Entries taken from a collection:
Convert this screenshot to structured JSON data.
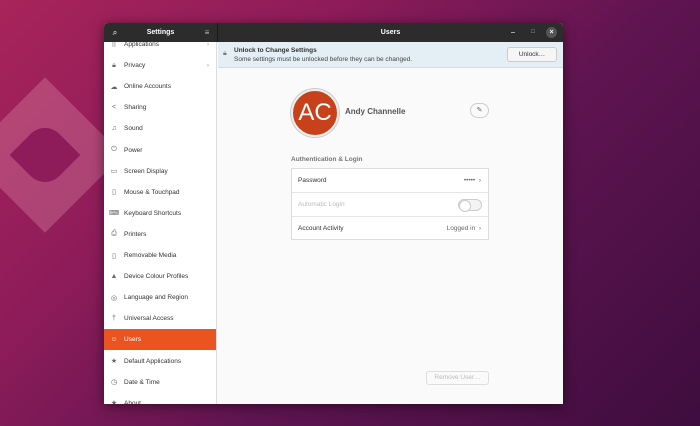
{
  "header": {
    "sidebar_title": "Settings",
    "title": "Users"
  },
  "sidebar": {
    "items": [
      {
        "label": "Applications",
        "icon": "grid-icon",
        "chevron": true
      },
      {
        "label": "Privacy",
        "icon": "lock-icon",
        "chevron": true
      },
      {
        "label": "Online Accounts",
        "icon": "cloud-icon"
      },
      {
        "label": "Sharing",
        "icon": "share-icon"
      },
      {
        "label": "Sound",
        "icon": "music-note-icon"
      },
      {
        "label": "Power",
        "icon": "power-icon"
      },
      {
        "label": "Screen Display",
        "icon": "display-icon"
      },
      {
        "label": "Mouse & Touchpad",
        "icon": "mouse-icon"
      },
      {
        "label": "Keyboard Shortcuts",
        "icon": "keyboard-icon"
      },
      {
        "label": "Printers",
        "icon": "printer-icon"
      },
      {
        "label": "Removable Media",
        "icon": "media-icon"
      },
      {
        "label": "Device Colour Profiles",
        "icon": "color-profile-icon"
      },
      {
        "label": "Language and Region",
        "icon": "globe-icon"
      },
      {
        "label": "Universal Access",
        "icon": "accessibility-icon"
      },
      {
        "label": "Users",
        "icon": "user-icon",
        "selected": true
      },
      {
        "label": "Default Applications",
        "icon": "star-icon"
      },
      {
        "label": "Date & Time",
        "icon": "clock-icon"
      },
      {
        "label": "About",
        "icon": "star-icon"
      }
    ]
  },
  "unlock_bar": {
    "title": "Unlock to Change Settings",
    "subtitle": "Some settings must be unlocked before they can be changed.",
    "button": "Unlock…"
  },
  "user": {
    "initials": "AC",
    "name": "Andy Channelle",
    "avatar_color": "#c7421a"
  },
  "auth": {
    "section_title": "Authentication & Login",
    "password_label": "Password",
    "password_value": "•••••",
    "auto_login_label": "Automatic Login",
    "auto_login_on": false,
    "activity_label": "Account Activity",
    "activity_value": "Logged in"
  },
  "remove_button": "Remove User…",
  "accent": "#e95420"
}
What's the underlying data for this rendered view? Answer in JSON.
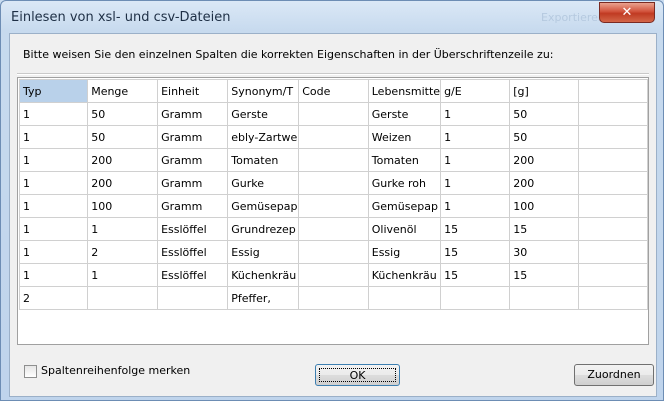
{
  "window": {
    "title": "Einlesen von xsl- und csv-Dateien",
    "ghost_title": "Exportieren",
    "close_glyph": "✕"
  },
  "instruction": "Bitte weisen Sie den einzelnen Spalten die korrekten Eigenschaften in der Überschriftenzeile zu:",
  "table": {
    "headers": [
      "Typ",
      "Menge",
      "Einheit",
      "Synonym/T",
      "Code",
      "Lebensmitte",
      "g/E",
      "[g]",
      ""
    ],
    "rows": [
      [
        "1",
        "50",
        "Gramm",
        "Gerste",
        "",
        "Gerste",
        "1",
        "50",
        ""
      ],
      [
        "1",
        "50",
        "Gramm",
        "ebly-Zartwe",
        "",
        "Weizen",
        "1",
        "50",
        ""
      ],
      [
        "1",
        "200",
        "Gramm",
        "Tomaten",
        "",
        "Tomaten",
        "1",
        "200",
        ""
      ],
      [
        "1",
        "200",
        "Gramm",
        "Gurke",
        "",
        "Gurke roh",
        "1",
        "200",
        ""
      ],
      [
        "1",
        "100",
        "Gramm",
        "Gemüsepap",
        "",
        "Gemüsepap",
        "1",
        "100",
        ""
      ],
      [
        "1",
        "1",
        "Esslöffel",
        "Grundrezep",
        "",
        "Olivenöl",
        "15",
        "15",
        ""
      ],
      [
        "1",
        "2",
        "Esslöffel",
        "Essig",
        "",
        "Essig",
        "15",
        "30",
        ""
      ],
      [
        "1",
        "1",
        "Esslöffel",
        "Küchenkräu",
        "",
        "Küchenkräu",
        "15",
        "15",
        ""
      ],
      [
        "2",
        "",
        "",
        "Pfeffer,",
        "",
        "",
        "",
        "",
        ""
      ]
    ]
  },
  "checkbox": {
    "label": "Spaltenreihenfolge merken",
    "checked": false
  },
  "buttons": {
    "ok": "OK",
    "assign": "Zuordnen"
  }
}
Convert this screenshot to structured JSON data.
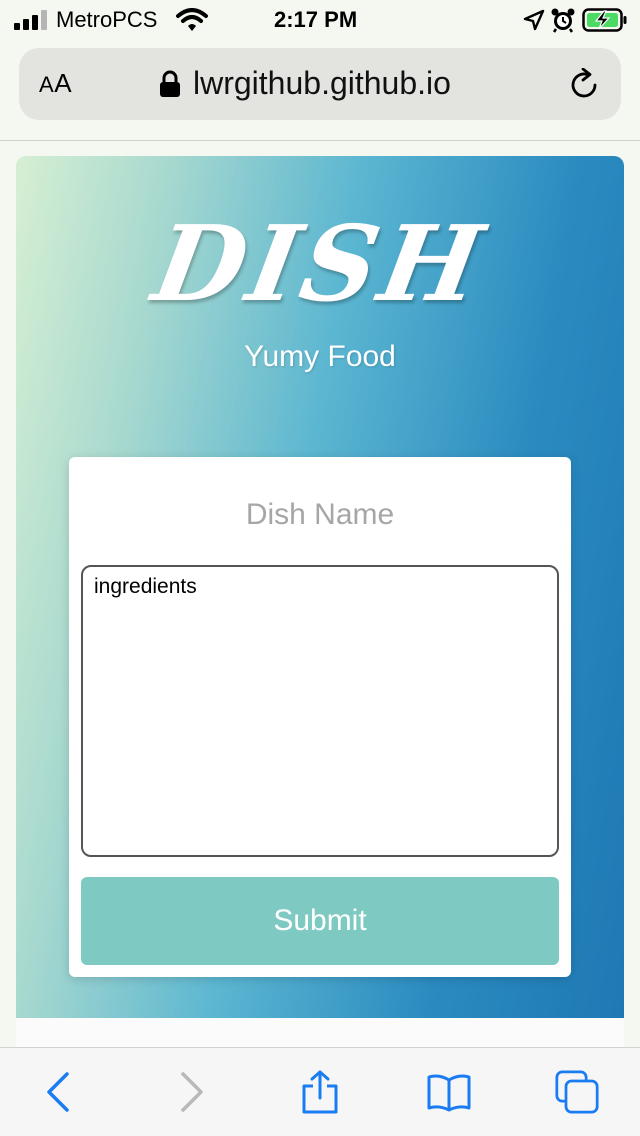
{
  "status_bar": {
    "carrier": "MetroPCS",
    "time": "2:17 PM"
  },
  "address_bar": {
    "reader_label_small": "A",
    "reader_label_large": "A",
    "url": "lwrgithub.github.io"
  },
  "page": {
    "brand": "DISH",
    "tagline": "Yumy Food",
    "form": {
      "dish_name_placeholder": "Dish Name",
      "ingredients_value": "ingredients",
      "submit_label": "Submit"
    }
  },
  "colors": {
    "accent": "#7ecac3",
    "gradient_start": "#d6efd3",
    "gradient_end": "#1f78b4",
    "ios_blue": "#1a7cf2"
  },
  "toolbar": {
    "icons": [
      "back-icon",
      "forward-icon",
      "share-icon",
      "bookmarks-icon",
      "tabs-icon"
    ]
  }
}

**WRITTEN TASK:** Repeat the records above exactly, leaving out any pictures they contain.

**RESULT FOR THIS EXERCISE:**
Convert this screenshot to structured JSON data.
{
  "header": {
    "sidebar_title": "Settings",
    "title": "Users"
  },
  "sidebar": {
    "items": [
      {
        "label": "Applications",
        "icon": "grid-icon",
        "chevron": true
      },
      {
        "label": "Privacy",
        "icon": "lock-icon",
        "chevron": true
      },
      {
        "label": "Online Accounts",
        "icon": "cloud-icon"
      },
      {
        "label": "Sharing",
        "icon": "share-icon"
      },
      {
        "label": "Sound",
        "icon": "music-note-icon"
      },
      {
        "label": "Power",
        "icon": "power-icon"
      },
      {
        "label": "Screen Display",
        "icon": "display-icon"
      },
      {
        "label": "Mouse & Touchpad",
        "icon": "mouse-icon"
      },
      {
        "label": "Keyboard Shortcuts",
        "icon": "keyboard-icon"
      },
      {
        "label": "Printers",
        "icon": "printer-icon"
      },
      {
        "label": "Removable Media",
        "icon": "media-icon"
      },
      {
        "label": "Device Colour Profiles",
        "icon": "color-profile-icon"
      },
      {
        "label": "Language and Region",
        "icon": "globe-icon"
      },
      {
        "label": "Universal Access",
        "icon": "accessibility-icon"
      },
      {
        "label": "Users",
        "icon": "user-icon",
        "selected": true
      },
      {
        "label": "Default Applications",
        "icon": "star-icon"
      },
      {
        "label": "Date & Time",
        "icon": "clock-icon"
      },
      {
        "label": "About",
        "icon": "star-icon"
      }
    ]
  },
  "unlock_bar": {
    "title": "Unlock to Change Settings",
    "subtitle": "Some settings must be unlocked before they can be changed.",
    "button": "Unlock…"
  },
  "user": {
    "initials": "AC",
    "name": "Andy Channelle",
    "avatar_color": "#c7421a"
  },
  "auth": {
    "section_title": "Authentication & Login",
    "password_label": "Password",
    "password_value": "•••••",
    "auto_login_label": "Automatic Login",
    "auto_login_on": false,
    "activity_label": "Account Activity",
    "activity_value": "Logged in"
  },
  "remove_button": "Remove User…",
  "accent": "#e95420"
}
What's the underlying data for this rendered view? Answer in JSON.
{
  "window": {
    "title": "Einlesen von xsl- und csv-Dateien",
    "ghost_title": "Exportieren",
    "close_glyph": "✕"
  },
  "instruction": "Bitte weisen Sie den einzelnen Spalten die korrekten Eigenschaften in der Überschriftenzeile zu:",
  "table": {
    "headers": [
      "Typ",
      "Menge",
      "Einheit",
      "Synonym/T",
      "Code",
      "Lebensmitte",
      "g/E",
      "[g]",
      ""
    ],
    "rows": [
      [
        "1",
        "50",
        "Gramm",
        "Gerste",
        "",
        "Gerste",
        "1",
        "50",
        ""
      ],
      [
        "1",
        "50",
        "Gramm",
        "ebly-Zartwe",
        "",
        "Weizen",
        "1",
        "50",
        ""
      ],
      [
        "1",
        "200",
        "Gramm",
        "Tomaten",
        "",
        "Tomaten",
        "1",
        "200",
        ""
      ],
      [
        "1",
        "200",
        "Gramm",
        "Gurke",
        "",
        "Gurke roh",
        "1",
        "200",
        ""
      ],
      [
        "1",
        "100",
        "Gramm",
        "Gemüsepap",
        "",
        "Gemüsepap",
        "1",
        "100",
        ""
      ],
      [
        "1",
        "1",
        "Esslöffel",
        "Grundrezep",
        "",
        "Olivenöl",
        "15",
        "15",
        ""
      ],
      [
        "1",
        "2",
        "Esslöffel",
        "Essig",
        "",
        "Essig",
        "15",
        "30",
        ""
      ],
      [
        "1",
        "1",
        "Esslöffel",
        "Küchenkräu",
        "",
        "Küchenkräu",
        "15",
        "15",
        ""
      ],
      [
        "2",
        "",
        "",
        "Pfeffer,",
        "",
        "",
        "",
        "",
        ""
      ]
    ]
  },
  "checkbox": {
    "label": "Spaltenreihenfolge merken",
    "checked": false
  },
  "buttons": {
    "ok": "OK",
    "assign": "Zuordnen"
  }
}
Convert this screenshot to structured JSON data.
{
  "status_bar": {
    "carrier": "MetroPCS",
    "time": "2:17 PM"
  },
  "address_bar": {
    "reader_label_small": "A",
    "reader_label_large": "A",
    "url": "lwrgithub.github.io"
  },
  "page": {
    "brand": "DISH",
    "tagline": "Yumy Food",
    "form": {
      "dish_name_placeholder": "Dish Name",
      "ingredients_value": "ingredients",
      "submit_label": "Submit"
    }
  },
  "colors": {
    "accent": "#7ecac3",
    "gradient_start": "#d6efd3",
    "gradient_end": "#1f78b4",
    "ios_blue": "#1a7cf2"
  },
  "toolbar": {
    "icons": [
      "back-icon",
      "forward-icon",
      "share-icon",
      "bookmarks-icon",
      "tabs-icon"
    ]
  }
}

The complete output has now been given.